EXERCISE -
Every entry below should be transcribed exactly; pictures stay out of the copy.

INFORMATION SUPPLIED -
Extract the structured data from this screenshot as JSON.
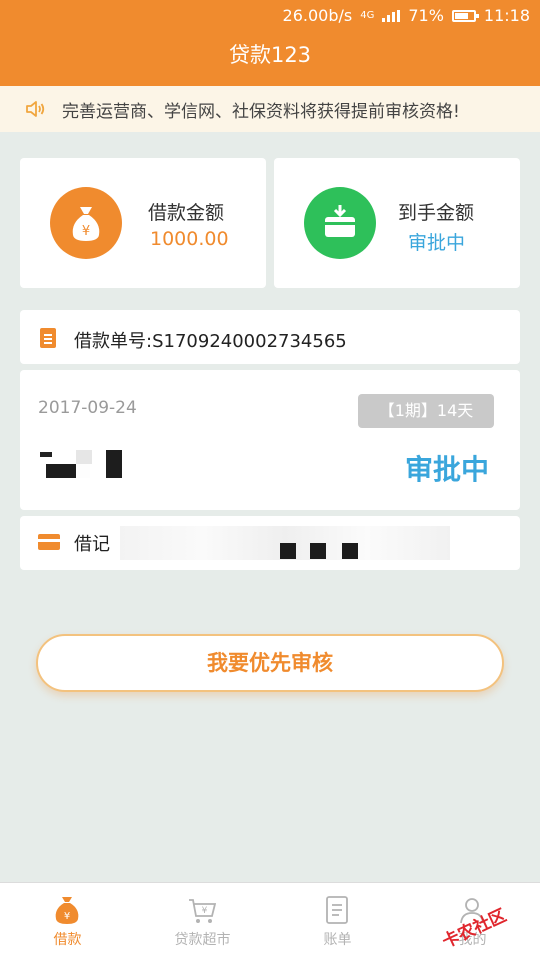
{
  "status_bar": {
    "speed": "26.00b/s",
    "network": "4G",
    "battery_percent": "71%",
    "battery_level": 0.71,
    "time": "11:18"
  },
  "app": {
    "title": "贷款123"
  },
  "notice": {
    "text": "完善运营商、学信网、社保资料将获得提前审核资格!"
  },
  "loan_amount": {
    "label": "借款金额",
    "value": "1000.00"
  },
  "received_amount": {
    "label": "到手金额",
    "value": "审批中"
  },
  "order": {
    "number_label": "借款单号:",
    "number": "S1709240002734565",
    "date": "2017-09-24",
    "period": "【1期】14天",
    "status": "审批中"
  },
  "borrow_card": {
    "label": "借记"
  },
  "priority_button": {
    "label": "我要优先审核"
  },
  "tabs": [
    {
      "label": "借款",
      "icon": "money-bag-icon",
      "active": true
    },
    {
      "label": "贷款超市",
      "icon": "cart-icon",
      "active": false
    },
    {
      "label": "账单",
      "icon": "bill-icon",
      "active": false
    },
    {
      "label": "我的",
      "icon": "user-icon",
      "active": false
    }
  ],
  "watermark": {
    "text": "卡农社区"
  },
  "colors": {
    "primary": "#f08b2e",
    "status_blue": "#3aa6dc",
    "green": "#2ec05a",
    "background": "#e6ece9"
  }
}
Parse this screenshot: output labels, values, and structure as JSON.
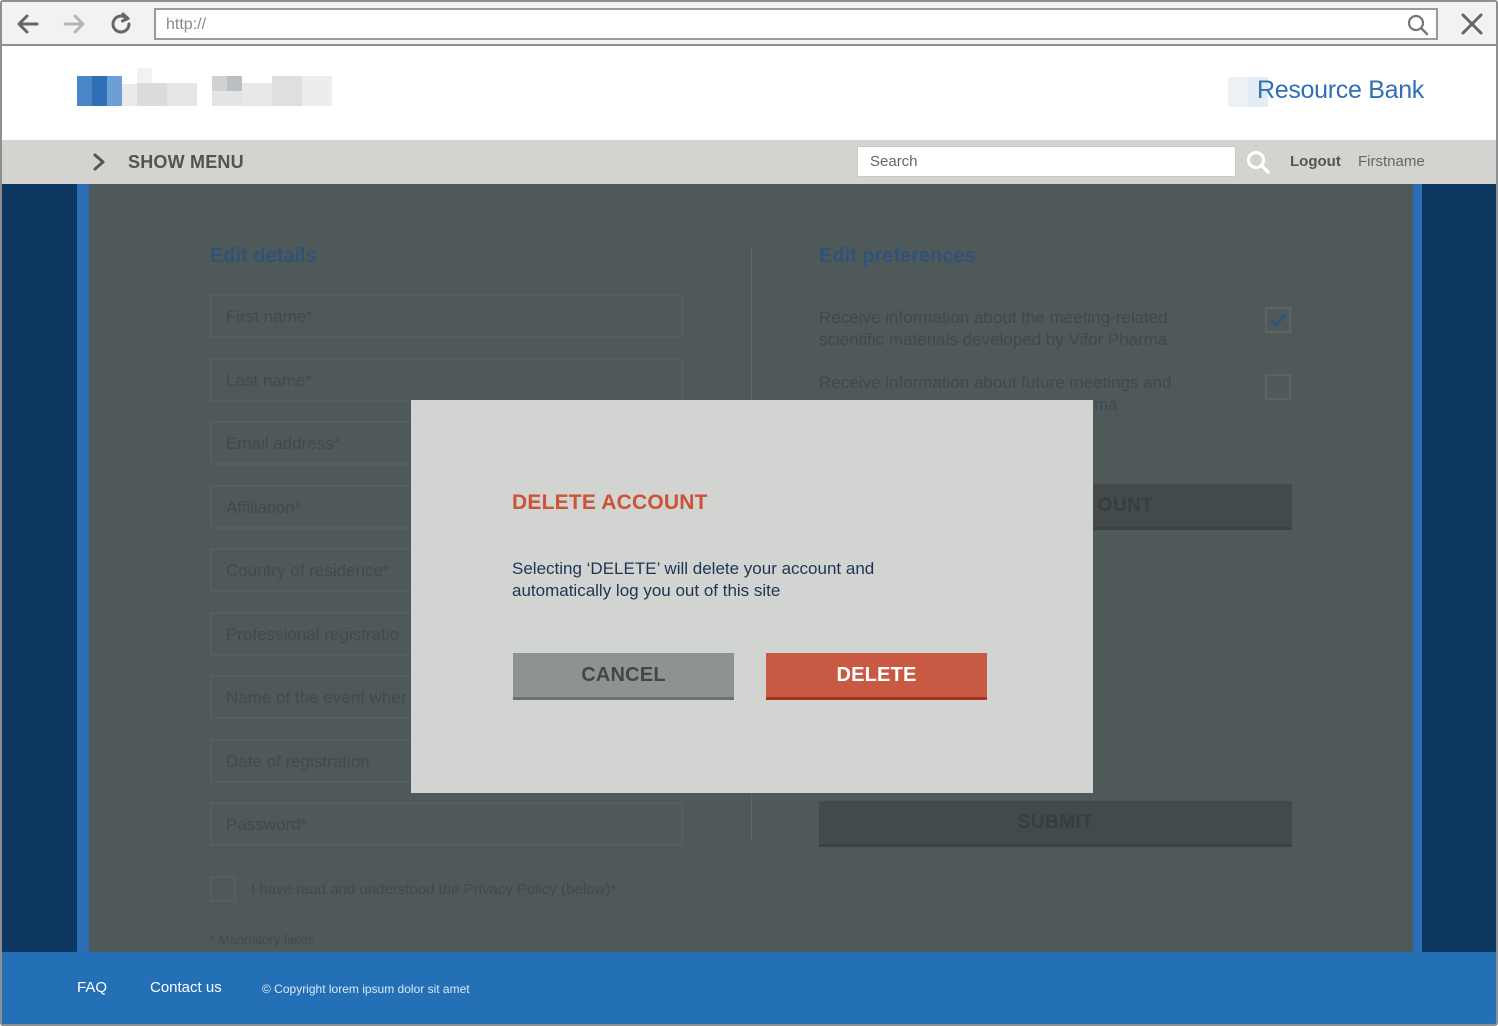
{
  "browser": {
    "url": "http://"
  },
  "header": {
    "brand": "Resource Bank"
  },
  "menubar": {
    "show_menu": "SHOW MENU",
    "search_placeholder": "Search",
    "logout": "Logout",
    "username": "Firstname"
  },
  "edit_details": {
    "title": "Edit details",
    "fields": [
      "First name*",
      "Last name*",
      "Email address*",
      "Affiliation*",
      "Country of residence*",
      "Professional registratio",
      "Name of the event wher",
      "Date of registration",
      "Password*"
    ],
    "privacy": "I have read and understood the Privacy Policy (below)*",
    "mandatory": "* Mandatory fields"
  },
  "edit_preferences": {
    "title": "Edit preferences",
    "options": [
      {
        "label": "Receive information about the meeting-related scientific materials developed by Vifor Pharma",
        "checked": true
      },
      {
        "label": "Receive information about future meetings and",
        "checked": false
      }
    ],
    "option2_trailing": "ma",
    "delete_partial": "OUNT",
    "submit": "SUBMIT"
  },
  "modal": {
    "title": "DELETE ACCOUNT",
    "body": "Selecting ‘DELETE’ will delete your account and automatically log you out of this site",
    "cancel": "CANCEL",
    "delete": "DELETE"
  },
  "footer": {
    "faq": "FAQ",
    "contact": "Contact us",
    "copyright": "© Copyright lorem ipsum dolor sit amet"
  },
  "colors": {
    "brand_blue": "#2470b6",
    "navy": "#0d3761",
    "danger": "#cc5238"
  }
}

RESPONSE -
Extract the structured data from this screenshot as JSON.
{
  "status_bar": {
    "speed": "26.00b/s",
    "network": "4G",
    "battery_percent": "71%",
    "battery_level": 0.71,
    "time": "11:18"
  },
  "app": {
    "title": "贷款123"
  },
  "notice": {
    "text": "完善运营商、学信网、社保资料将获得提前审核资格!"
  },
  "loan_amount": {
    "label": "借款金额",
    "value": "1000.00"
  },
  "received_amount": {
    "label": "到手金额",
    "value": "审批中"
  },
  "order": {
    "number_label": "借款单号:",
    "number": "S1709240002734565",
    "date": "2017-09-24",
    "period": "【1期】14天",
    "status": "审批中"
  },
  "borrow_card": {
    "label": "借记"
  },
  "priority_button": {
    "label": "我要优先审核"
  },
  "tabs": [
    {
      "label": "借款",
      "icon": "money-bag-icon",
      "active": true
    },
    {
      "label": "贷款超市",
      "icon": "cart-icon",
      "active": false
    },
    {
      "label": "账单",
      "icon": "bill-icon",
      "active": false
    },
    {
      "label": "我的",
      "icon": "user-icon",
      "active": false
    }
  ],
  "watermark": {
    "text": "卡农社区"
  },
  "colors": {
    "primary": "#f08b2e",
    "status_blue": "#3aa6dc",
    "green": "#2ec05a",
    "background": "#e6ece9"
  }
}
Parse this screenshot: output labels, values, and structure as JSON.
{
  "browser": {
    "url": "http://"
  },
  "header": {
    "brand": "Resource Bank"
  },
  "menubar": {
    "show_menu": "SHOW MENU",
    "search_placeholder": "Search",
    "logout": "Logout",
    "username": "Firstname"
  },
  "edit_details": {
    "title": "Edit details",
    "fields": [
      "First name*",
      "Last name*",
      "Email address*",
      "Affiliation*",
      "Country of residence*",
      "Professional registratio",
      "Name of the event wher",
      "Date of registration",
      "Password*"
    ],
    "privacy": "I have read and understood the Privacy Policy (below)*",
    "mandatory": "* Mandatory fields"
  },
  "edit_preferences": {
    "title": "Edit preferences",
    "options": [
      {
        "label": "Receive information about the meeting-related scientific materials developed by Vifor Pharma",
        "checked": true
      },
      {
        "label": "Receive information about future meetings and",
        "checked": false
      }
    ],
    "option2_trailing": "ma",
    "delete_partial": "OUNT",
    "submit": "SUBMIT"
  },
  "modal": {
    "title": "DELETE ACCOUNT",
    "body": "Selecting ‘DELETE’ will delete your account and automatically log you out of this site",
    "cancel": "CANCEL",
    "delete": "DELETE"
  },
  "footer": {
    "faq": "FAQ",
    "contact": "Contact us",
    "copyright": "© Copyright lorem ipsum dolor sit amet"
  },
  "colors": {
    "brand_blue": "#2470b6",
    "navy": "#0d3761",
    "danger": "#cc5238"
  }
}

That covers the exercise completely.